Written instruction:
Omit every picture and return the rest of the data unaltered.

Task input:

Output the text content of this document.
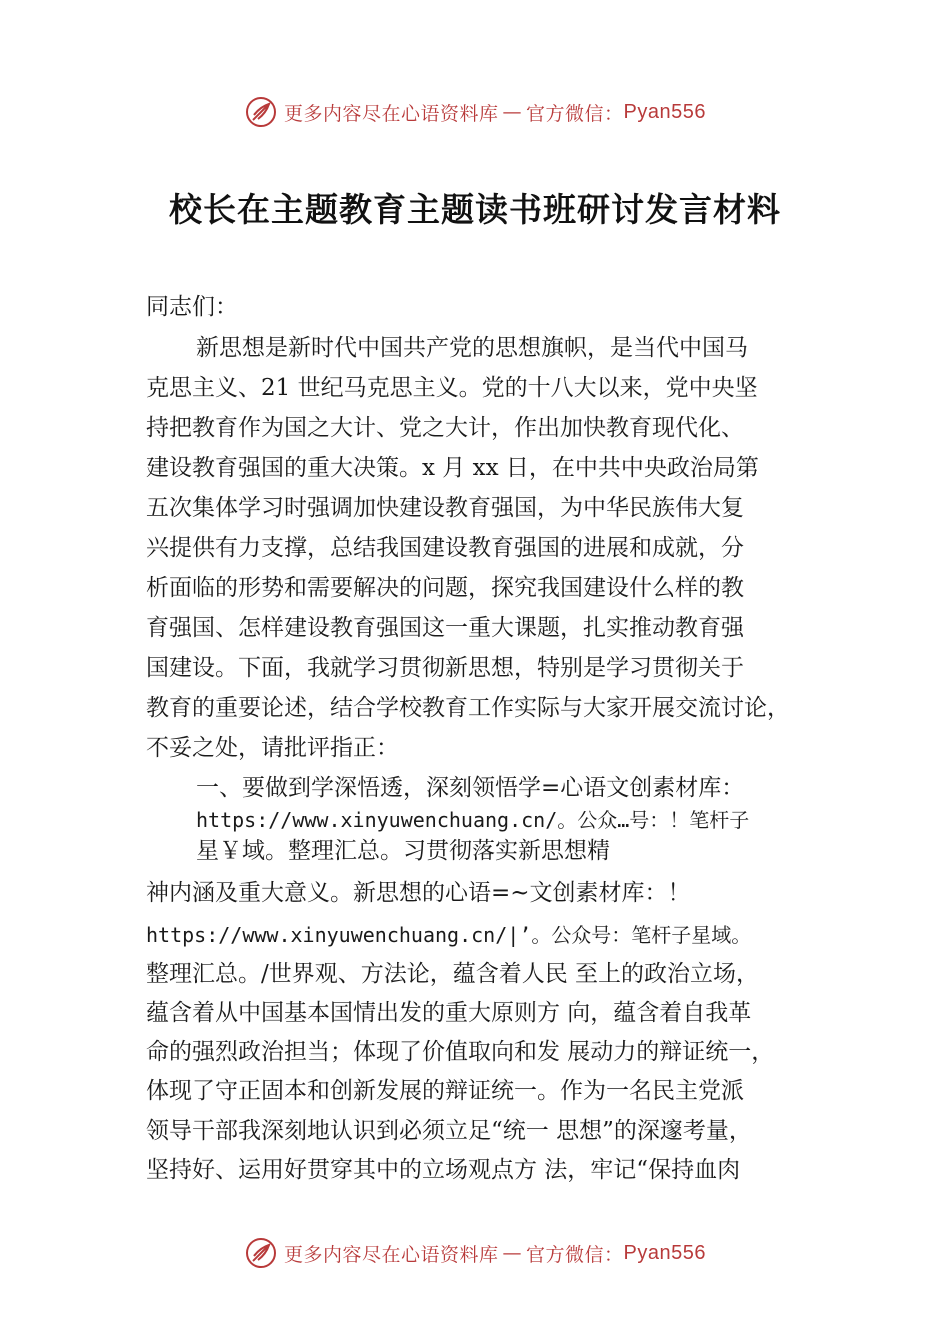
更多内容尽在心语资料库 — 官方微信： Pyan556
校长在主题教育主题读书班研讨发言材料
同志们：
新思想是新时代中国共产党的思想旗帜，是当代中国马
克思主义、21 世纪马克思主义。党的十八大以来，党中央坚
持把教育作为国之大计、党之大计，作出加快教育现代化、
建设教育强国的重大决策。x 月 xx 日，在中共中央政治局第
五次集体学习时强调加快建设教育强国，为中华民族伟大复
兴提供有力支撑，总结我国建设教育强国的进展和成就，分
析面临的形势和需要解决的问题，探究我国建设什么样的教
育强国、怎样建设教育强国这一重大课题，扎实推动教育强
国建设。下面，我就学习贯彻新思想，特别是学习贯彻关于
教育的重要论述，结合学校教育工作实际与大家开展交流讨论，
不妥之处，请批评指正：
一、要做到学深悟透，深刻领悟学=心语文创素材库：
https://www.xinyuwenchuang.cn/。公众…号：！笔杆子
星￥域。整理汇总。习贯彻落实新思想精
神内涵及重大意义。新思想的心语=~文创素材库：！
https://www.xinyuwenchuang.cn/|’。公众号：笔杆子星域。
整理汇总。/世界观、方法论，蕴含着人民 至上的政治立场，
蕴含着从中国基本国情出发的重大原则方 向，蕴含着自我革
命的强烈政治担当；体现了价值取向和发 展动力的辩证统一，
体现了守正固本和创新发展的辩证统一。作为一名民主党派
领导干部我深刻地认识到必须立足“统一 思想”的深邃考量，
坚持好、运用好贯穿其中的立场观点方 法，牢记“保持血肉
更多内容尽在心语资料库 — 官方微信： Pyan556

Written response:
Output the text content of this document.
更多内容尽在心语资料库 — 官方微信： Pyan556
校长在主题教育主题读书班研讨发言材料
同志们：
新思想是新时代中国共产党的思想旗帜，是当代中国马
克思主义、21 世纪马克思主义。党的十八大以来，党中央坚
持把教育作为国之大计、党之大计，作出加快教育现代化、
建设教育强国的重大决策。x 月 xx 日，在中共中央政治局第
五次集体学习时强调加快建设教育强国，为中华民族伟大复
兴提供有力支撑，总结我国建设教育强国的进展和成就，分
析面临的形势和需要解决的问题，探究我国建设什么样的教
育强国、怎样建设教育强国这一重大课题，扎实推动教育强
国建设。下面，我就学习贯彻新思想，特别是学习贯彻关于
教育的重要论述，结合学校教育工作实际与大家开展交流讨论，
不妥之处，请批评指正：
一、要做到学深悟透，深刻领悟学=心语文创素材库：
https://www.xinyuwenchuang.cn/。公众…号：！笔杆子
星￥域。整理汇总。习贯彻落实新思想精
神内涵及重大意义。新思想的心语=~文创素材库：！
https://www.xinyuwenchuang.cn/|’。公众号：笔杆子星域。
整理汇总。/世界观、方法论，蕴含着人民 至上的政治立场，
蕴含着从中国基本国情出发的重大原则方 向，蕴含着自我革
命的强烈政治担当；体现了价值取向和发 展动力的辩证统一，
体现了守正固本和创新发展的辩证统一。作为一名民主党派
领导干部我深刻地认识到必须立足“统一 思想”的深邃考量，
坚持好、运用好贯穿其中的立场观点方 法，牢记“保持血肉
更多内容尽在心语资料库 — 官方微信： Pyan556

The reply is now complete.